=== Records for this task ===
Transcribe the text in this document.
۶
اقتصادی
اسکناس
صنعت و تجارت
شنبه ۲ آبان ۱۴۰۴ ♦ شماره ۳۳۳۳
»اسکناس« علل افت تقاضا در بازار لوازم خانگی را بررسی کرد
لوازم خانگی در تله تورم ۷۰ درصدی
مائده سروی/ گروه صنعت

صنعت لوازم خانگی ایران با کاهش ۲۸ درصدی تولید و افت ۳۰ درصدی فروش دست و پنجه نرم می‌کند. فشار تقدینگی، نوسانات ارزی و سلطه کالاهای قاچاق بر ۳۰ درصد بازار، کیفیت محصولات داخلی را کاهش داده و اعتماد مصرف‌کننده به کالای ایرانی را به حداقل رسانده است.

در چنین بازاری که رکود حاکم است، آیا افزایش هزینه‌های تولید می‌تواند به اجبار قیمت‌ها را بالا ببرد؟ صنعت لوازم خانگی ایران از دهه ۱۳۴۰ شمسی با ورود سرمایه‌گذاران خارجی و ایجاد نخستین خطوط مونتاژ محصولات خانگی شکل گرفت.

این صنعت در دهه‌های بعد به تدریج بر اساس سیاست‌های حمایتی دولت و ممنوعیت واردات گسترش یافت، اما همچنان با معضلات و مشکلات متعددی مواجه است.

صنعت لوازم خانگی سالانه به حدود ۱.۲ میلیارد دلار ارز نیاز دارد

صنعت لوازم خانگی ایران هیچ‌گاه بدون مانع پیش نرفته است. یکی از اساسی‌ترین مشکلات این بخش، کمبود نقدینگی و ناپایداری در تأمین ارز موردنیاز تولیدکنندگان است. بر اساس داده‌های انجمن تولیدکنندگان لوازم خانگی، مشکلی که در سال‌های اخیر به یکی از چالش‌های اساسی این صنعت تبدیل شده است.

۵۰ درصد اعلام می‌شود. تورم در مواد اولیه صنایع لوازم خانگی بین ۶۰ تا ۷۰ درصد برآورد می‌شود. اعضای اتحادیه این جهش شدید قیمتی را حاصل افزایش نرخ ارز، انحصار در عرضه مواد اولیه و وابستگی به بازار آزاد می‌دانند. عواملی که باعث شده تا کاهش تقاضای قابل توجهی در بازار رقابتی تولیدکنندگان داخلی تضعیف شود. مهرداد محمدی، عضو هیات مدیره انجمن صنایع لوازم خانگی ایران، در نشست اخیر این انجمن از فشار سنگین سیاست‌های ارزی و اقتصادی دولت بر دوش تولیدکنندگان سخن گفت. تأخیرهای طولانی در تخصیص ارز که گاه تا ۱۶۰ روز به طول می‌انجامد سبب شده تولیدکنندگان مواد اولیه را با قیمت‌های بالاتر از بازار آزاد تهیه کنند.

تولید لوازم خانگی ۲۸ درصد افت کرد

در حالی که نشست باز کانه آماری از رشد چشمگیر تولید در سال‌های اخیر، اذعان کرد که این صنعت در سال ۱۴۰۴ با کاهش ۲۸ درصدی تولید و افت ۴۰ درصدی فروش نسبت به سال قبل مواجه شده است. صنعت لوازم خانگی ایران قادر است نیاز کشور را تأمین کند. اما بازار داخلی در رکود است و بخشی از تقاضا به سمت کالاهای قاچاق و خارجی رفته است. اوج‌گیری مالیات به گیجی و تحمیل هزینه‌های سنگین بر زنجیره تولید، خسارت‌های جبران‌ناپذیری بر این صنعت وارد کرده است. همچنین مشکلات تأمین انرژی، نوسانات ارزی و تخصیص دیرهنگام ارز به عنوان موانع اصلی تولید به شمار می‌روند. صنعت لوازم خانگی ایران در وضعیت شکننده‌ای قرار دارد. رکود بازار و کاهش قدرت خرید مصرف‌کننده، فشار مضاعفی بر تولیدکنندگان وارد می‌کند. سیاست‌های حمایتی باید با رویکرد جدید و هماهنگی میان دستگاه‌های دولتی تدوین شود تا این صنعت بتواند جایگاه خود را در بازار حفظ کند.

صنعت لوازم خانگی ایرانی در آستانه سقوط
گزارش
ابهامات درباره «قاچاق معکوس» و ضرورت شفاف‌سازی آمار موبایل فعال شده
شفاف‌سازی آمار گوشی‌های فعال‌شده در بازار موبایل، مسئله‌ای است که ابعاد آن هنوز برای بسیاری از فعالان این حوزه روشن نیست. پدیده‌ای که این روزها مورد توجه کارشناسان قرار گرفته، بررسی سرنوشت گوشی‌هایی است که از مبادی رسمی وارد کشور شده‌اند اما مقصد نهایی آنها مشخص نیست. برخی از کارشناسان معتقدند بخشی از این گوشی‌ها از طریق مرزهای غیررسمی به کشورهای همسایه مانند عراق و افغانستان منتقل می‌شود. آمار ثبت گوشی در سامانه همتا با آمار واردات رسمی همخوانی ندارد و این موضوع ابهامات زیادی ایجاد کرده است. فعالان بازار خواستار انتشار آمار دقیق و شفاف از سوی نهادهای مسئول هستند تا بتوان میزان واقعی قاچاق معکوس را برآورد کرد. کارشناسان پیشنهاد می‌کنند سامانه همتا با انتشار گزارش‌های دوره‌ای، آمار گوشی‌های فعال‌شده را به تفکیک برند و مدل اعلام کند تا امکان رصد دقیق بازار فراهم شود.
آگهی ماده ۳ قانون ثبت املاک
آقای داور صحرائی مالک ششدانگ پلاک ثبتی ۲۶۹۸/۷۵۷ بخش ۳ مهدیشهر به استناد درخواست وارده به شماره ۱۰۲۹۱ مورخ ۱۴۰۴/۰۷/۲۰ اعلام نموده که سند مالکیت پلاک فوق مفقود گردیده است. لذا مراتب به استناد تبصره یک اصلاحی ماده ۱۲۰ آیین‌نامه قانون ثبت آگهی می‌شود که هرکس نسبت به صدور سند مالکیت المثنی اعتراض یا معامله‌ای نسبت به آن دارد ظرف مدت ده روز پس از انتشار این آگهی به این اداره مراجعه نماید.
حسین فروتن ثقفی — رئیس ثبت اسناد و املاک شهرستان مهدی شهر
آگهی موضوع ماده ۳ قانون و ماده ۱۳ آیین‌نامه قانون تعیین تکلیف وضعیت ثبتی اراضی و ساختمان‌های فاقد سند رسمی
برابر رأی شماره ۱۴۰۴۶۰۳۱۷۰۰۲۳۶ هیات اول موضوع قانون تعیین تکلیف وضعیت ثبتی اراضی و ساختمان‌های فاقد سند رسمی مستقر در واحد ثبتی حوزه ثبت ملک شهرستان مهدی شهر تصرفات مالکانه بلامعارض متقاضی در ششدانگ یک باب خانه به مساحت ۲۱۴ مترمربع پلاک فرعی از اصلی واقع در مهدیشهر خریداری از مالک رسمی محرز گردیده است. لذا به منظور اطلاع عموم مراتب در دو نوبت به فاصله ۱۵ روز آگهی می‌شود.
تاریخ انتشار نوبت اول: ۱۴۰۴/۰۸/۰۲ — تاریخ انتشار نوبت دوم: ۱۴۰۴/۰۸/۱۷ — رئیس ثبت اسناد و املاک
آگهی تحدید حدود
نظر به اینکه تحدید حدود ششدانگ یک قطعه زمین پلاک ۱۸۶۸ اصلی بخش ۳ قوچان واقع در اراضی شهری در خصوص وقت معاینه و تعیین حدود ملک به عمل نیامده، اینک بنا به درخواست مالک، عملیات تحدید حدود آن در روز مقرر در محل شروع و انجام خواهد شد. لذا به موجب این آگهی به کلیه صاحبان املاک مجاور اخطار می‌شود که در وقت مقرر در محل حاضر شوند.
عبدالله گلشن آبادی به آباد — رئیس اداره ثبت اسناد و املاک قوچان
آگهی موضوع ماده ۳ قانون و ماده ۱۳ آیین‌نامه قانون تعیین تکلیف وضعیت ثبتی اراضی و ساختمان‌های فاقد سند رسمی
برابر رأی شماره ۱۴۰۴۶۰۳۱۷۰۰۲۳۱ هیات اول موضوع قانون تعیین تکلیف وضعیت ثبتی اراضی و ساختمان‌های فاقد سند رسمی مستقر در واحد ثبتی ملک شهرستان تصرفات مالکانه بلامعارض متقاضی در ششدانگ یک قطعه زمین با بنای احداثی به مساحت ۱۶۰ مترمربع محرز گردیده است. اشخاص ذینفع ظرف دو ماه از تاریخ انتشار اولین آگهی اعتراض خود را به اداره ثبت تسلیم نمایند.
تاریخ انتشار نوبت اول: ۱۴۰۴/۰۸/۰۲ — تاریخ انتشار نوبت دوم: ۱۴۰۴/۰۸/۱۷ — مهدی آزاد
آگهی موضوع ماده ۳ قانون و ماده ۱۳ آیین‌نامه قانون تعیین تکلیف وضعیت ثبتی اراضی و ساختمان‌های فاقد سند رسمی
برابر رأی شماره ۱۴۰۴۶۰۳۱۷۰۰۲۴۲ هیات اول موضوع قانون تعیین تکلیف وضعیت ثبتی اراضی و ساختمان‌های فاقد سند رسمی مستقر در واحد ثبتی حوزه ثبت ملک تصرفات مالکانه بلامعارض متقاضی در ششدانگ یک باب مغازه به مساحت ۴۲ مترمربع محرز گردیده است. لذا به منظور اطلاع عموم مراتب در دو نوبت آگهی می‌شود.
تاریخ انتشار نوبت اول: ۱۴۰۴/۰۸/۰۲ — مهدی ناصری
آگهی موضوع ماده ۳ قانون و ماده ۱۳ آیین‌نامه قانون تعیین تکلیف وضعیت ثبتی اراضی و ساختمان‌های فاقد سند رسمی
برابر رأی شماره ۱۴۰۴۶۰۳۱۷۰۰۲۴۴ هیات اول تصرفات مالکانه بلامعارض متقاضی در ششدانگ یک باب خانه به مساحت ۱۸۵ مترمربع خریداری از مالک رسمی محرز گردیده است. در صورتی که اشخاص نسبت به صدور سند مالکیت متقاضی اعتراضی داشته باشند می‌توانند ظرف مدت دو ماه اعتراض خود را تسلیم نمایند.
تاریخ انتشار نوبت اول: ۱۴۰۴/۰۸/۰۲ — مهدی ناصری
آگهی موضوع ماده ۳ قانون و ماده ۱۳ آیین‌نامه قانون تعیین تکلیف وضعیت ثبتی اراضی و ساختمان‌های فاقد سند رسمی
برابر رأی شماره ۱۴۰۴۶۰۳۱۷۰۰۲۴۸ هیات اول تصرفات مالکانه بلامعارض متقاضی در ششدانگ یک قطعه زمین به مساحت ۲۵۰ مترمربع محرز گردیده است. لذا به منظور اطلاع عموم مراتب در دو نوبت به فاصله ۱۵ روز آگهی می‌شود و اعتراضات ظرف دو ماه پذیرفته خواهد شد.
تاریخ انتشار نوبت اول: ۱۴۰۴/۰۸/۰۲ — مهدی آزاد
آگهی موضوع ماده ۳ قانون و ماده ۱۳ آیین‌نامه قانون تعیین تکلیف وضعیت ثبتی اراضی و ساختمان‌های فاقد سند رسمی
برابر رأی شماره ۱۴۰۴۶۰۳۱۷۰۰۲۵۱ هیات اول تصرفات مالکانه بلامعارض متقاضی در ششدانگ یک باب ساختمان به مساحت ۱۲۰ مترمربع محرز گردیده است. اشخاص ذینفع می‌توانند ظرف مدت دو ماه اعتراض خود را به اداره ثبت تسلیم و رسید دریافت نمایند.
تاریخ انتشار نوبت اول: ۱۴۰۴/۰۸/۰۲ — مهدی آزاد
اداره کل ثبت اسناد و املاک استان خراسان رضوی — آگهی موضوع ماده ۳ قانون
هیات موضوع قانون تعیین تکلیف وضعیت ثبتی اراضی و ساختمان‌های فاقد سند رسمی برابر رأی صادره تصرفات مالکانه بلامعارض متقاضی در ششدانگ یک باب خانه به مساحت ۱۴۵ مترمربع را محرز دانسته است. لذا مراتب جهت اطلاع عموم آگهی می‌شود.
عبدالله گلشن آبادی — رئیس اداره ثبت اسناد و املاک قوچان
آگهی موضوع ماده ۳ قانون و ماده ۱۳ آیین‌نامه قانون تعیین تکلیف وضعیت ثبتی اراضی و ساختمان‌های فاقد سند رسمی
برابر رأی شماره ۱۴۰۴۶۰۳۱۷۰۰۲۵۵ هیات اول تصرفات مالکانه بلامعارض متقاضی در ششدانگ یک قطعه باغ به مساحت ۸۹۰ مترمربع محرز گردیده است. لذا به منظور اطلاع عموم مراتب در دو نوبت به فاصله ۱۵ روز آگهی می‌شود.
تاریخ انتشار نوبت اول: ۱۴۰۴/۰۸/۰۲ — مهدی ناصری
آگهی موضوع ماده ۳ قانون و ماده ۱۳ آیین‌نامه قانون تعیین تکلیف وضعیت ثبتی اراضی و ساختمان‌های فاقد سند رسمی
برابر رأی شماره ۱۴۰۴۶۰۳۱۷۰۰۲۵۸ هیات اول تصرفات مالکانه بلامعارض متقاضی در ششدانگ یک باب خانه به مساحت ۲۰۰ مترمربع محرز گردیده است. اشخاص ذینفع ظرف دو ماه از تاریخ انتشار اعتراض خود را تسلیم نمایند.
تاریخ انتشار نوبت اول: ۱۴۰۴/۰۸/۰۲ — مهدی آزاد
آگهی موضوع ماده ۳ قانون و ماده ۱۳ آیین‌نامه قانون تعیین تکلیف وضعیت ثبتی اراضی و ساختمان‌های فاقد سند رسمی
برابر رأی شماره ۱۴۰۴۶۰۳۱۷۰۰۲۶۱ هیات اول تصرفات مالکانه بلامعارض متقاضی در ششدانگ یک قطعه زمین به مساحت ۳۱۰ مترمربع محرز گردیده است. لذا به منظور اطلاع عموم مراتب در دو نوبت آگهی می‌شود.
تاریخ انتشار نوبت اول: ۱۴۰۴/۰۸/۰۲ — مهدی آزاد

=== Exercise ===
Return from the data every line that holds "ایرانی".

=== Expected answer ===
صنعت لوازم خانگی ایران با کاهش ۲۸ درصدی تولید و افت ۳۰ درصدی فروش دست و پنجه نرم می‌کند. فشار تقدینگی، نوسانات ارزی و سلطه کالاهای قاچاق بر ۳۰ درصد بازار، کیفیت محصولات داخلی را کاهش داده و اعتماد مصرف‌کننده به کالای ایرانی را به حداقل رسانده است.
صنعت لوازم خانگی ایرانی در آستانه سقوط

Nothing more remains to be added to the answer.